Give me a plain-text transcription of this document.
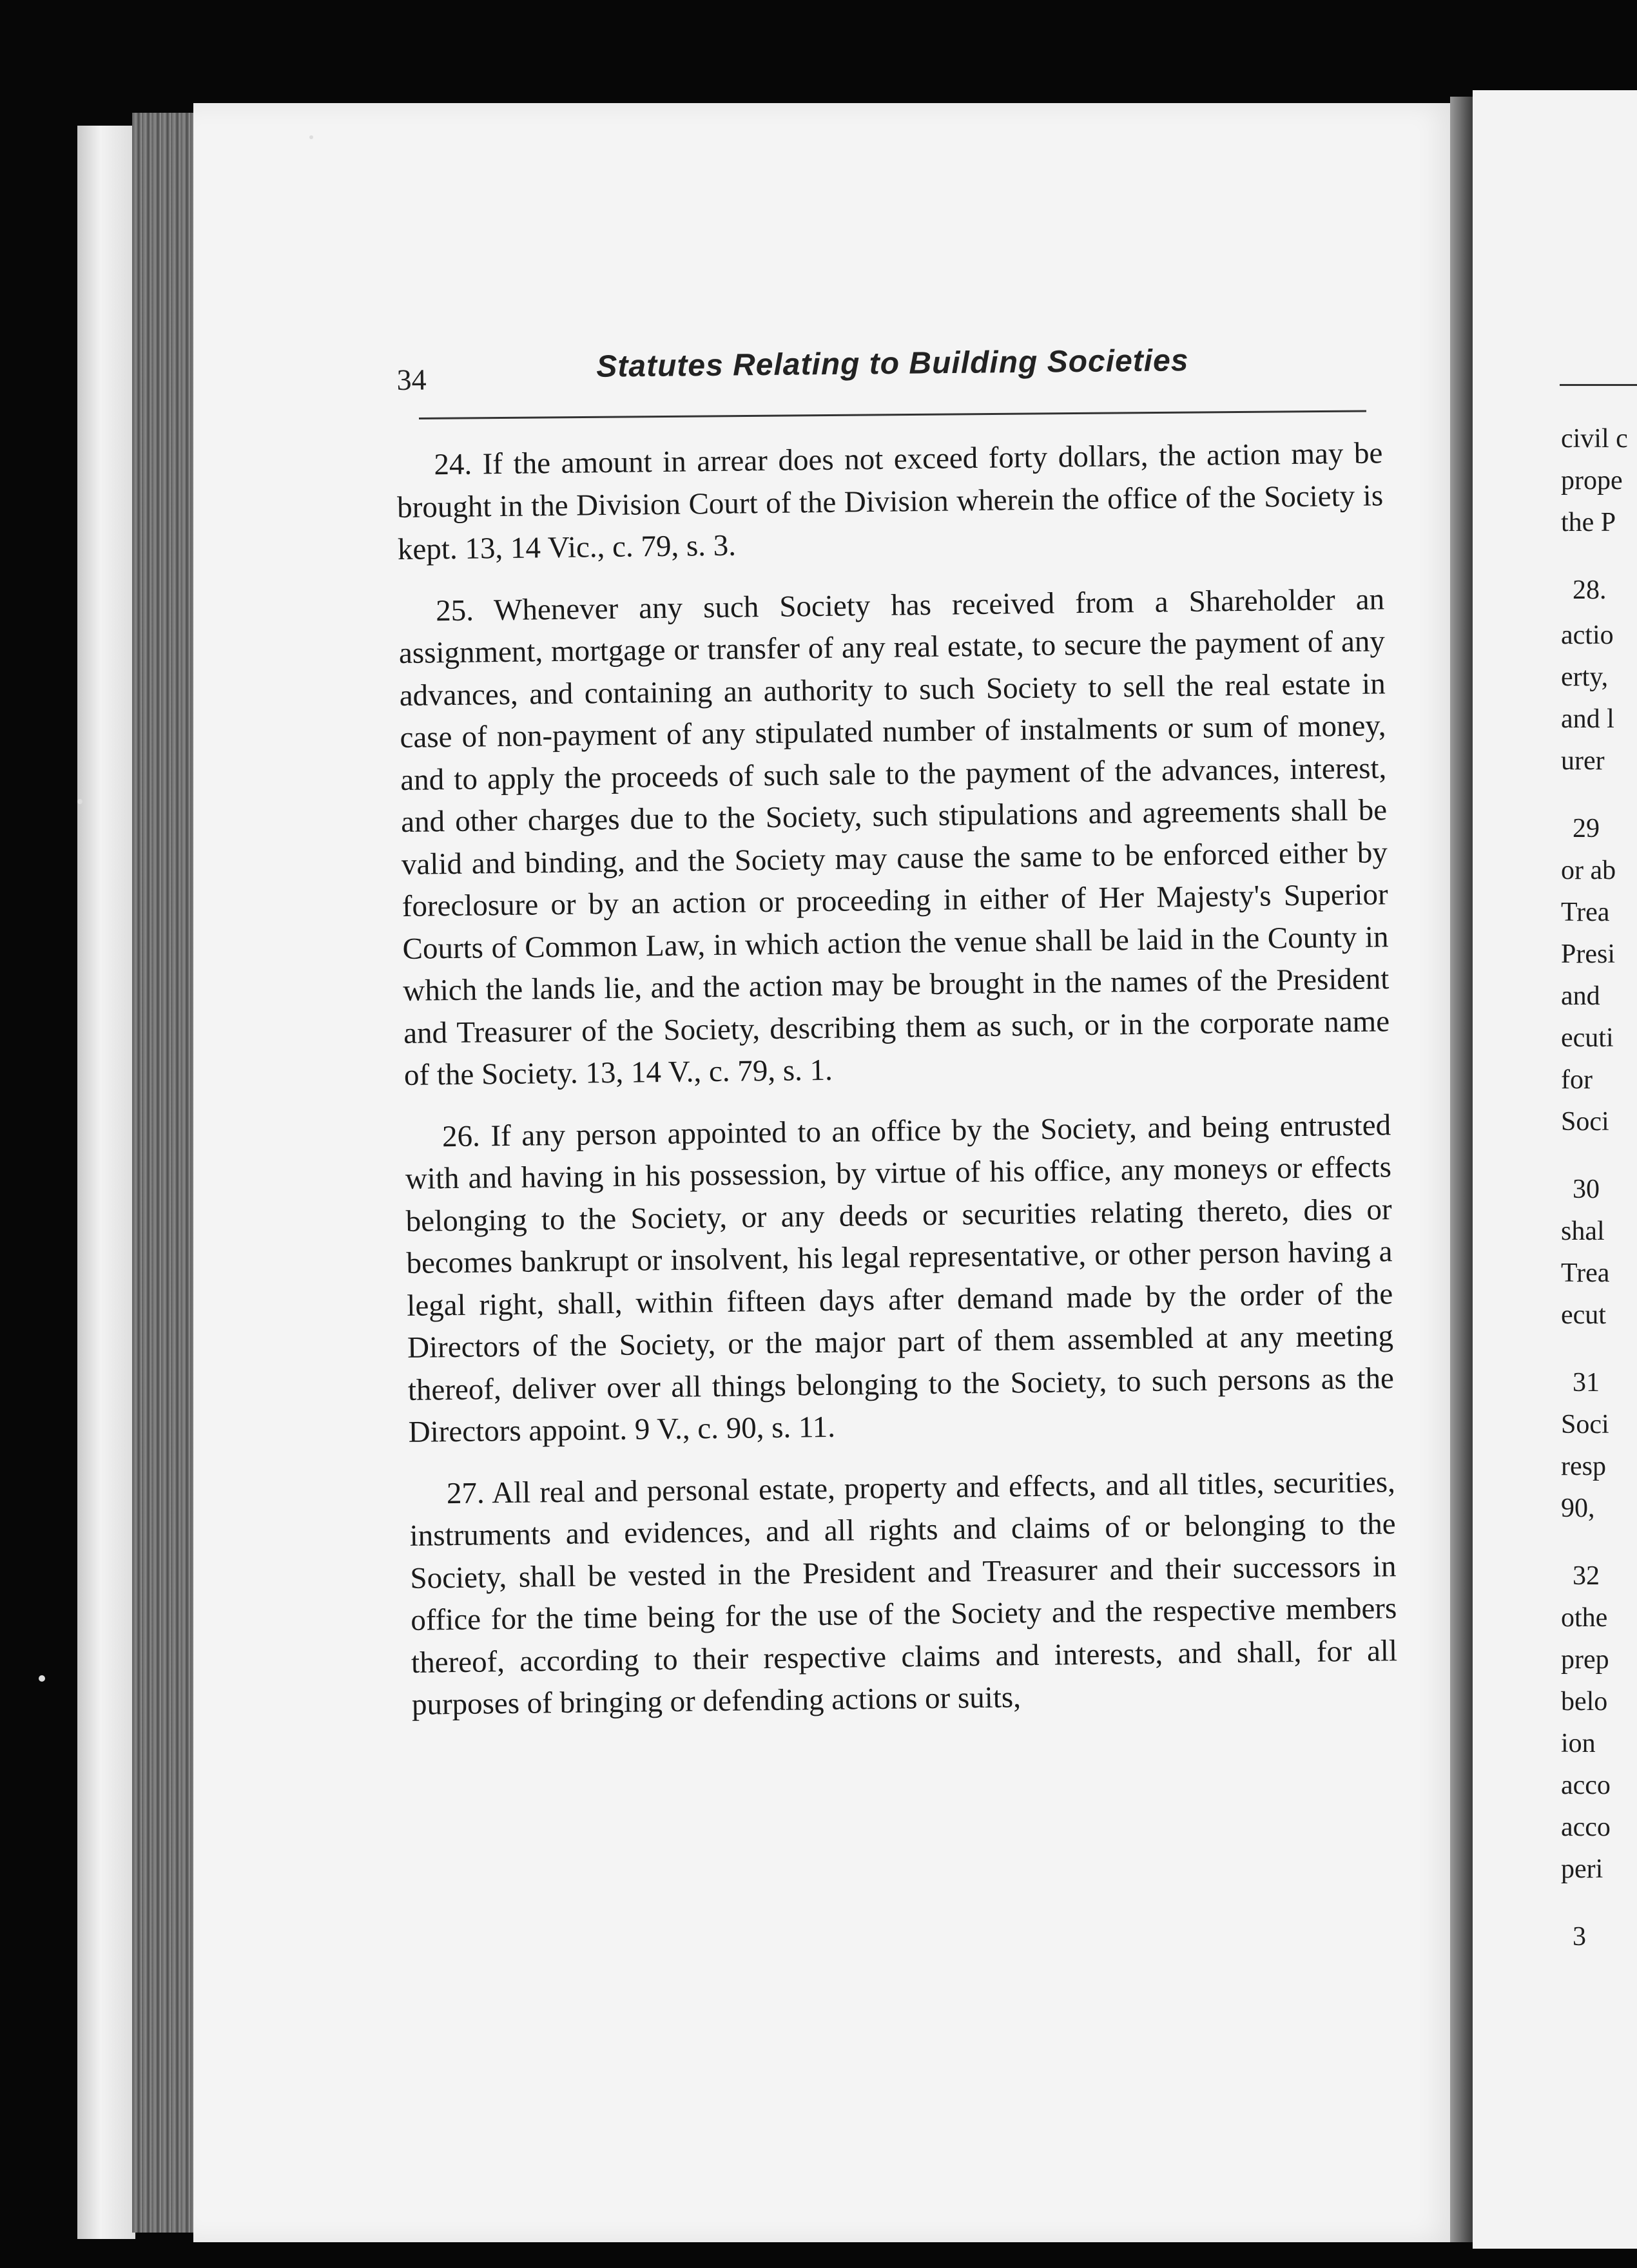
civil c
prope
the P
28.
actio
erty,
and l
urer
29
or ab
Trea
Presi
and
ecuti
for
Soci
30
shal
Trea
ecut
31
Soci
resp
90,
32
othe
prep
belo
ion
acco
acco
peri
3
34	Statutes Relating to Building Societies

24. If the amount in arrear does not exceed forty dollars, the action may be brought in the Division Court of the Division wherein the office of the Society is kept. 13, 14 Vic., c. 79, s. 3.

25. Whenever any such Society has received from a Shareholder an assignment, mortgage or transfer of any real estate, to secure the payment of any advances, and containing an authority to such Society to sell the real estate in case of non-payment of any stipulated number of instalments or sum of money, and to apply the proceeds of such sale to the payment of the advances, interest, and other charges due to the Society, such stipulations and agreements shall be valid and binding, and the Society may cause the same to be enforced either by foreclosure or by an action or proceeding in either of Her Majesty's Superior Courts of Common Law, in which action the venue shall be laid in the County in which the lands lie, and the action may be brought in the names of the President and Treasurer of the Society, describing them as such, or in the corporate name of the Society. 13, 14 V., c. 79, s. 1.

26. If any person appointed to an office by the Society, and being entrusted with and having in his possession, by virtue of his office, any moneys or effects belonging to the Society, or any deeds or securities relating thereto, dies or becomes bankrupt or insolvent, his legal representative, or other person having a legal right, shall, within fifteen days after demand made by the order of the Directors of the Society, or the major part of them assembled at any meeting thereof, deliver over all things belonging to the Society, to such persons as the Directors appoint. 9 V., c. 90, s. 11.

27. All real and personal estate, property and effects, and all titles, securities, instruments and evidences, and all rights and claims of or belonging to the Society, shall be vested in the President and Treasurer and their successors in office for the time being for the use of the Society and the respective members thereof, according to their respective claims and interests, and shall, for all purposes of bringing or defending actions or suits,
· · ·
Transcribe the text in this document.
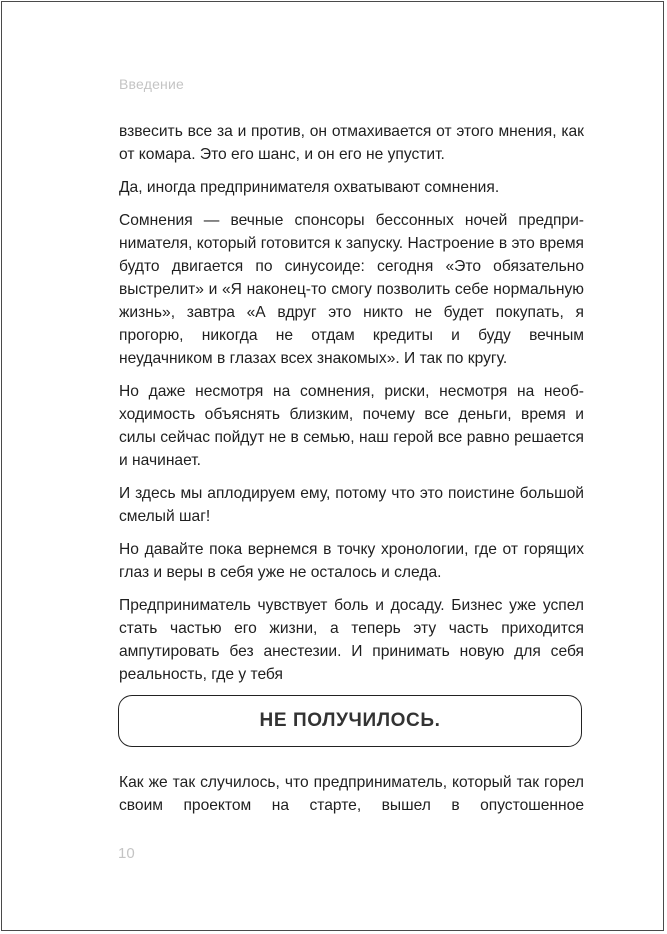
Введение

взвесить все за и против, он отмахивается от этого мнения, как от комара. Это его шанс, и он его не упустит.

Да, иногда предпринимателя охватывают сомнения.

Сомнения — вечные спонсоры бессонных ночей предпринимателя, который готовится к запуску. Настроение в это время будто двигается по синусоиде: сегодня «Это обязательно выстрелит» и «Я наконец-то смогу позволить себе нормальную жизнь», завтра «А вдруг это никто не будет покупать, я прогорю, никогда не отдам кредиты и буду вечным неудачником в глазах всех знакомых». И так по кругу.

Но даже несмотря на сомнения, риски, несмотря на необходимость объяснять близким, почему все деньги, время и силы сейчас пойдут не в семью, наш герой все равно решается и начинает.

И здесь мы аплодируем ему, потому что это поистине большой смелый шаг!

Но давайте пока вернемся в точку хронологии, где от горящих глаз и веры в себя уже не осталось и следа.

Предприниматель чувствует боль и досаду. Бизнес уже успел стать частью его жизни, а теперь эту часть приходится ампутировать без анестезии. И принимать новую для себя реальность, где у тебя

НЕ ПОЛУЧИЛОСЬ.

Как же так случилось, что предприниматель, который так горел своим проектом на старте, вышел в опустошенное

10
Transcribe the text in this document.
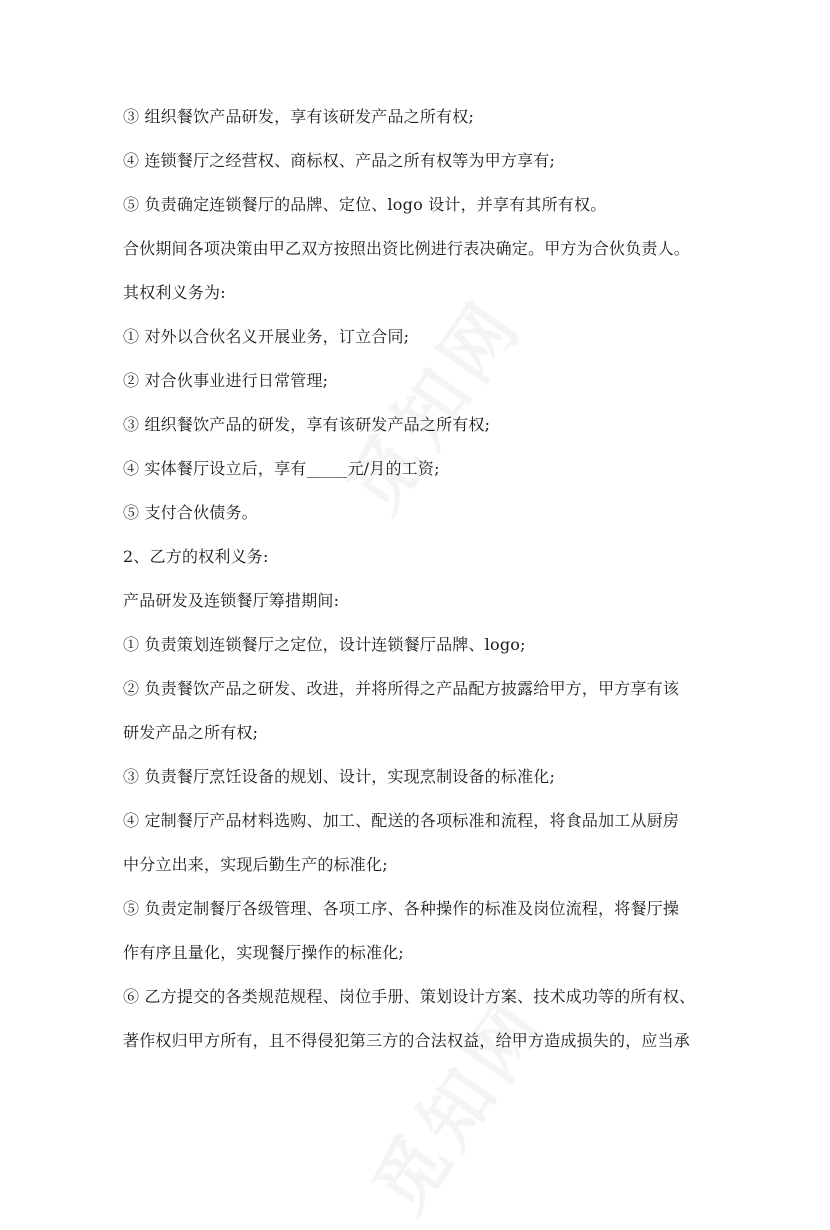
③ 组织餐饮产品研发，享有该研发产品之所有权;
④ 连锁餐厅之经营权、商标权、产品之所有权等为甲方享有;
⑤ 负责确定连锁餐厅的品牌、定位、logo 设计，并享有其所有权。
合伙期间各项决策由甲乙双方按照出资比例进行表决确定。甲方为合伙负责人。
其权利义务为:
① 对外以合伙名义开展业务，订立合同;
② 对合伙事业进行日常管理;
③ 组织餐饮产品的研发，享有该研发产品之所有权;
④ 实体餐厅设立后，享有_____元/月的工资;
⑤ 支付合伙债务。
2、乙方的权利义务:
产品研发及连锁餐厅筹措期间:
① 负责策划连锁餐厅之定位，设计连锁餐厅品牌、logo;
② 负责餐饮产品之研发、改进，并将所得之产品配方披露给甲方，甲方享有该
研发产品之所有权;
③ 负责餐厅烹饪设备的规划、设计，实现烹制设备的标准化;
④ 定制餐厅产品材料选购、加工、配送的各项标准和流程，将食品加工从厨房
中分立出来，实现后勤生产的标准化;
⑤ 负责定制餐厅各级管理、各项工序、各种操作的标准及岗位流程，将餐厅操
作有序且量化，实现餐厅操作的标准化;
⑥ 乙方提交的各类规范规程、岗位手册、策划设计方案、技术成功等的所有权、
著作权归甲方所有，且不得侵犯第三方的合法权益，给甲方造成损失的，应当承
· · ·
Where a line of the material above holds the string "logo", copy that line.

WRITTEN RESPONSE:
⑤ 负责确定连锁餐厅的品牌、定位、logo 设计，并享有其所有权。
① 负责策划连锁餐厅之定位，设计连锁餐厅品牌、logo;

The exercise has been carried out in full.